_EXERCISE BRIEF:_ Extract every entry word for word.
* * * *
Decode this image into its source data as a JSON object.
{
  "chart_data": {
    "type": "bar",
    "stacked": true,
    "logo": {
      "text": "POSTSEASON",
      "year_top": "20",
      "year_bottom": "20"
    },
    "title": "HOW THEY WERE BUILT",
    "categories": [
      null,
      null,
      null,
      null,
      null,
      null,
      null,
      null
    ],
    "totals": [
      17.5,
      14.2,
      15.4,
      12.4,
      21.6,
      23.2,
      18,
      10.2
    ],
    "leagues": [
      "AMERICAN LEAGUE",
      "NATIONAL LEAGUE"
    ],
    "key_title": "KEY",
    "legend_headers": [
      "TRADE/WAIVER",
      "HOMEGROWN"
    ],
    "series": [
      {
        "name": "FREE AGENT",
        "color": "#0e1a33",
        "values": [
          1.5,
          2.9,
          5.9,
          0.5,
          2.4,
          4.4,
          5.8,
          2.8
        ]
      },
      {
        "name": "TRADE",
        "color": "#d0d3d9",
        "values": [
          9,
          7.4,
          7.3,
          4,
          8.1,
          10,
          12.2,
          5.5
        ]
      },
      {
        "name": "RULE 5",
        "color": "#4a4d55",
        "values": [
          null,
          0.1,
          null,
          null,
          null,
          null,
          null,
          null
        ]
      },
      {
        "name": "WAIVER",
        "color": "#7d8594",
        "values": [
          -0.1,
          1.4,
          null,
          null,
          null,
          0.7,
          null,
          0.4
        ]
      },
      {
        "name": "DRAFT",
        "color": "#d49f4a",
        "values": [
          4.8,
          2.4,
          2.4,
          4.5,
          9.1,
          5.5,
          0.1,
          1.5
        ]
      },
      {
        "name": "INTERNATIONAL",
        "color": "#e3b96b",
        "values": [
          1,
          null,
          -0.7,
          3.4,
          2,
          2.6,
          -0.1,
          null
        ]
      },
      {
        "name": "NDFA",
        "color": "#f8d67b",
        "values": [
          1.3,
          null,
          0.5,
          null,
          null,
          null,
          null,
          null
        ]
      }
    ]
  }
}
* * * *
_SOLUTION TO THIS EXERCISE:_
Decode this image into its source data as a JSON object.
{
  "chart_data": {
    "type": "bar",
    "stacked": true,
    "logo": {
      "text": "POSTSEASON",
      "year_top": "20",
      "year_bottom": "20"
    },
    "title": "HOW THEY WERE BUILT",
    "categories": [
      null,
      null,
      null,
      null,
      null,
      null,
      null,
      null
    ],
    "totals": [
      17.5,
      14.2,
      15.4,
      12.4,
      21.6,
      23.2,
      18,
      10.2
    ],
    "leagues": [
      "AMERICAN LEAGUE",
      "NATIONAL LEAGUE"
    ],
    "key_title": "KEY",
    "legend_headers": [
      "TRADE/WAIVER",
      "HOMEGROWN"
    ],
    "series": [
      {
        "name": "FREE AGENT",
        "color": "#0e1a33",
        "values": [
          1.5,
          2.9,
          5.9,
          0.5,
          2.4,
          4.4,
          5.8,
          2.8
        ]
      },
      {
        "name": "TRADE",
        "color": "#d0d3d9",
        "values": [
          9,
          7.4,
          7.3,
          4,
          8.1,
          10,
          12.2,
          5.5
        ]
      },
      {
        "name": "RULE 5",
        "color": "#4a4d55",
        "values": [
          null,
          0.1,
          null,
          null,
          null,
          null,
          null,
          null
        ]
      },
      {
        "name": "WAIVER",
        "color": "#7d8594",
        "values": [
          -0.1,
          1.4,
          null,
          null,
          null,
          0.7,
          null,
          0.4
        ]
      },
      {
        "name": "DRAFT",
        "color": "#d49f4a",
        "values": [
          4.8,
          2.4,
          2.4,
          4.5,
          9.1,
          5.5,
          0.1,
          1.5
        ]
      },
      {
        "name": "INTERNATIONAL",
        "color": "#e3b96b",
        "values": [
          1,
          null,
          -0.7,
          3.4,
          2,
          2.6,
          -0.1,
          null
        ]
      },
      {
        "name": "NDFA",
        "color": "#f8d67b",
        "values": [
          1.3,
          null,
          0.5,
          null,
          null,
          null,
          null,
          null
        ]
      }
    ]
  }
}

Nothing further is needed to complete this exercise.